What you will do =>
Copy every line of the listing that holds the string "dogs".

------ Provided records

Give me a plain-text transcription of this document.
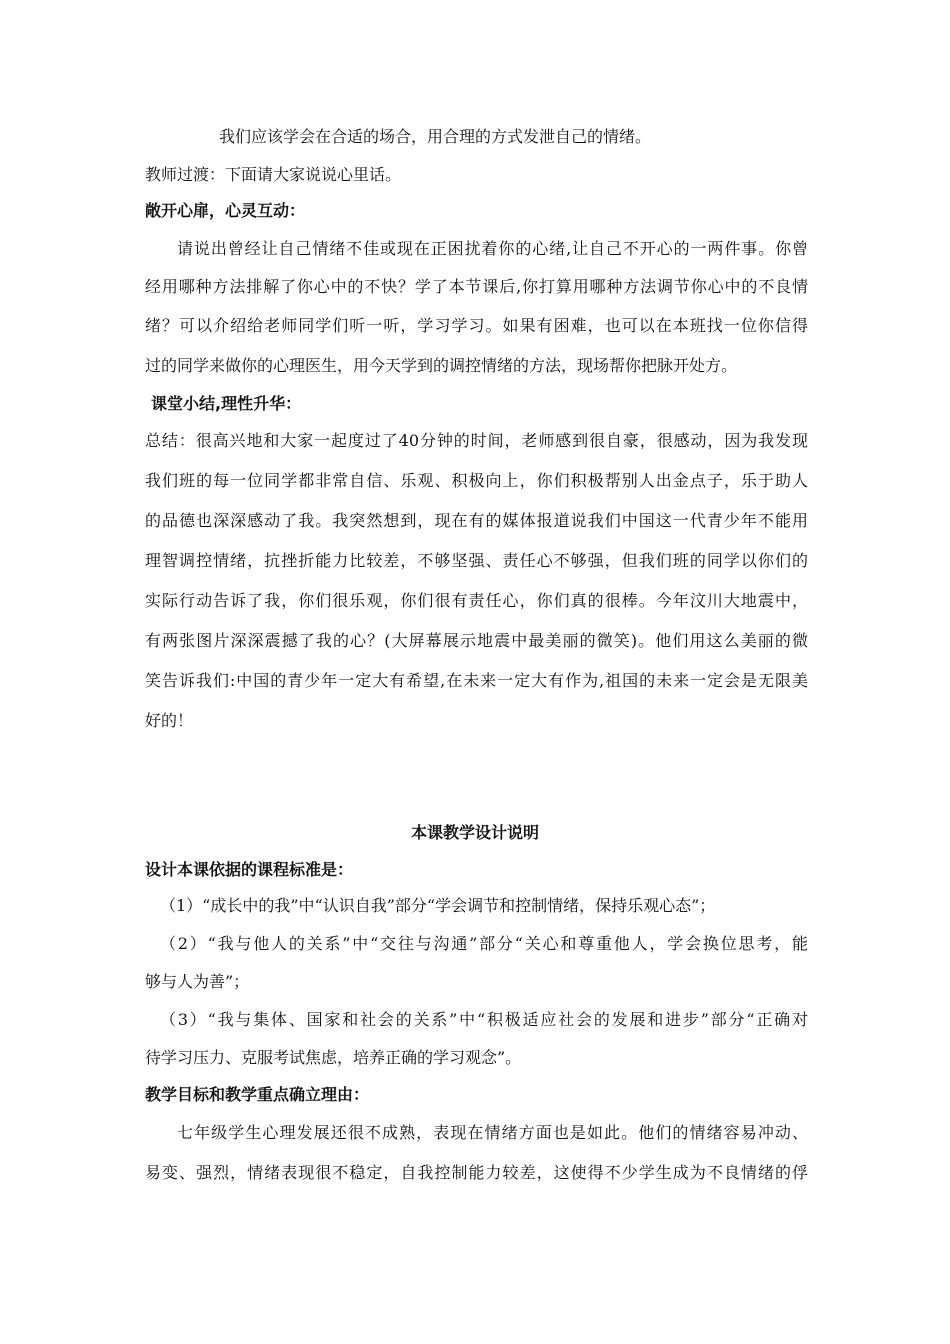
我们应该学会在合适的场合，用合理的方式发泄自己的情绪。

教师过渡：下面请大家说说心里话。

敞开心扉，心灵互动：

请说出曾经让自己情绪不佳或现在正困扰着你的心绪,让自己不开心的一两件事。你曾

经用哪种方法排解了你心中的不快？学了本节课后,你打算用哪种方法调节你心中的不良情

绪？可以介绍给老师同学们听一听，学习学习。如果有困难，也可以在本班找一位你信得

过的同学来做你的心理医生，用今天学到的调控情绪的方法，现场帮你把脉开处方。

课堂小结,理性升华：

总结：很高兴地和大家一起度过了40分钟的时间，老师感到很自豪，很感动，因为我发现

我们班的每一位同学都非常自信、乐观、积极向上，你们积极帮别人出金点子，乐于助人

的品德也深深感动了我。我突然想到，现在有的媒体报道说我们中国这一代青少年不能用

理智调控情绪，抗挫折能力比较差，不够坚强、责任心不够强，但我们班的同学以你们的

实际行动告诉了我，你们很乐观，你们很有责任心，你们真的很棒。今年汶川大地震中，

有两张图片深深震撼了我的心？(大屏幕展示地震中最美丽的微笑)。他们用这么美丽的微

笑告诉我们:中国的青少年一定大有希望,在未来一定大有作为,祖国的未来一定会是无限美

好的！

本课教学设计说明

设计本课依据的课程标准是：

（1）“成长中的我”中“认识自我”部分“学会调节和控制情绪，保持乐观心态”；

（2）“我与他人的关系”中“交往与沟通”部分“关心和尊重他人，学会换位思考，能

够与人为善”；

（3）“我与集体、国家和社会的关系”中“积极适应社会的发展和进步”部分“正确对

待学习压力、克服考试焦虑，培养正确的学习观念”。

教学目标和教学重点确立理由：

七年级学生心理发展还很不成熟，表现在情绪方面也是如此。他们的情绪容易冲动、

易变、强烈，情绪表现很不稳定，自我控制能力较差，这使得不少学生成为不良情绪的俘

------------
------ Provided records

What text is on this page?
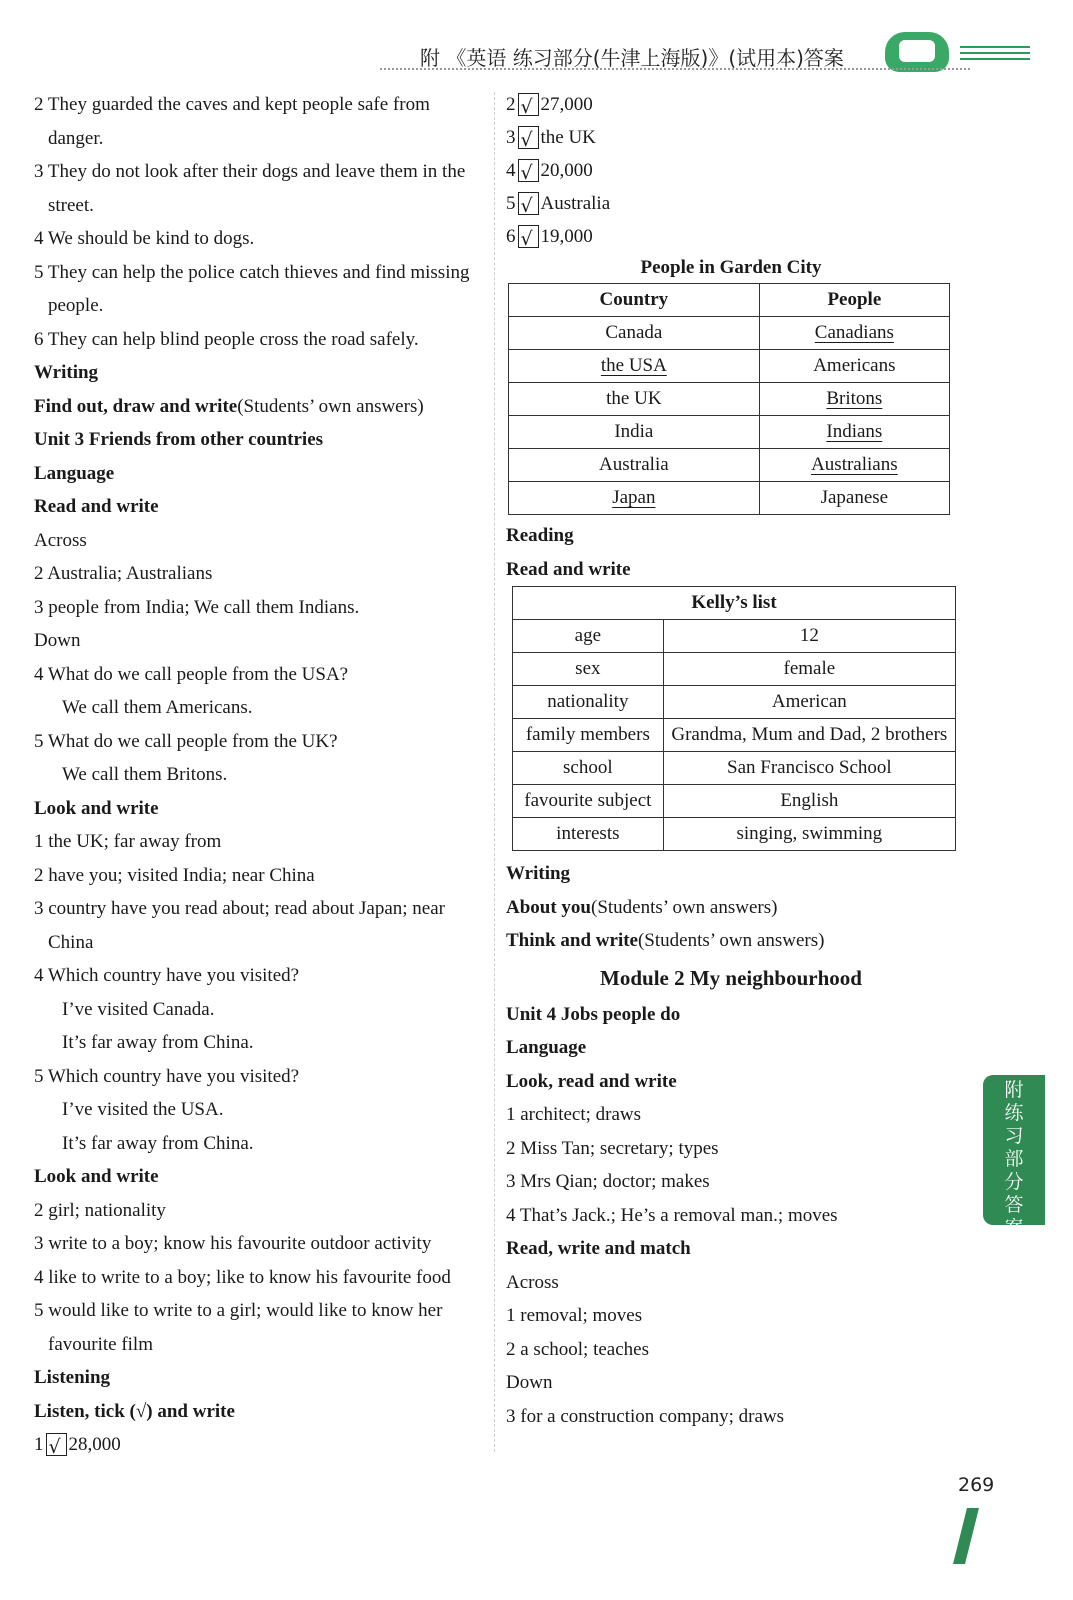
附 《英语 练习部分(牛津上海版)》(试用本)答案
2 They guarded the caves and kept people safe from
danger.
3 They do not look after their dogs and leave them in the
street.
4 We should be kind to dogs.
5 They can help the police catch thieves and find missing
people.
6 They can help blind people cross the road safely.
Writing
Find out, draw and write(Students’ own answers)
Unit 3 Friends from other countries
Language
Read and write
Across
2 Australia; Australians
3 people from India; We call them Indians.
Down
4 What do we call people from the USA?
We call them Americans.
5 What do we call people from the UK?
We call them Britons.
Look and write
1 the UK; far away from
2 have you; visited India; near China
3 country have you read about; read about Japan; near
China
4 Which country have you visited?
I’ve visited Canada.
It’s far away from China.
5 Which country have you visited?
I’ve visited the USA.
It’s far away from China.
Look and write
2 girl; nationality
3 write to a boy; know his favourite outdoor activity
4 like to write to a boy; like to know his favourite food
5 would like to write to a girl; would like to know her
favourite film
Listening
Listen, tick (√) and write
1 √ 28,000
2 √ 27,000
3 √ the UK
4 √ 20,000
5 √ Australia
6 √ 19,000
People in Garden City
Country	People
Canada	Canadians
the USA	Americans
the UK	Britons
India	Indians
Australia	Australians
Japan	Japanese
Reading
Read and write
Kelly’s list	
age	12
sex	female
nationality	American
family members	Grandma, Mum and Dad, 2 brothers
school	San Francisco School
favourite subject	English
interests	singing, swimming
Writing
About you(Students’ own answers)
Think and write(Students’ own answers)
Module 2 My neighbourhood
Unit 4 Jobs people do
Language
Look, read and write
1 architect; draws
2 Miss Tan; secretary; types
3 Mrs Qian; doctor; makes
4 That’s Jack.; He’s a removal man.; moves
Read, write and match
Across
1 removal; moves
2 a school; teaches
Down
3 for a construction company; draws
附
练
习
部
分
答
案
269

------------

Output below =>
3 They do not look after their dogs and leave them in the
4 We should be kind to dogs.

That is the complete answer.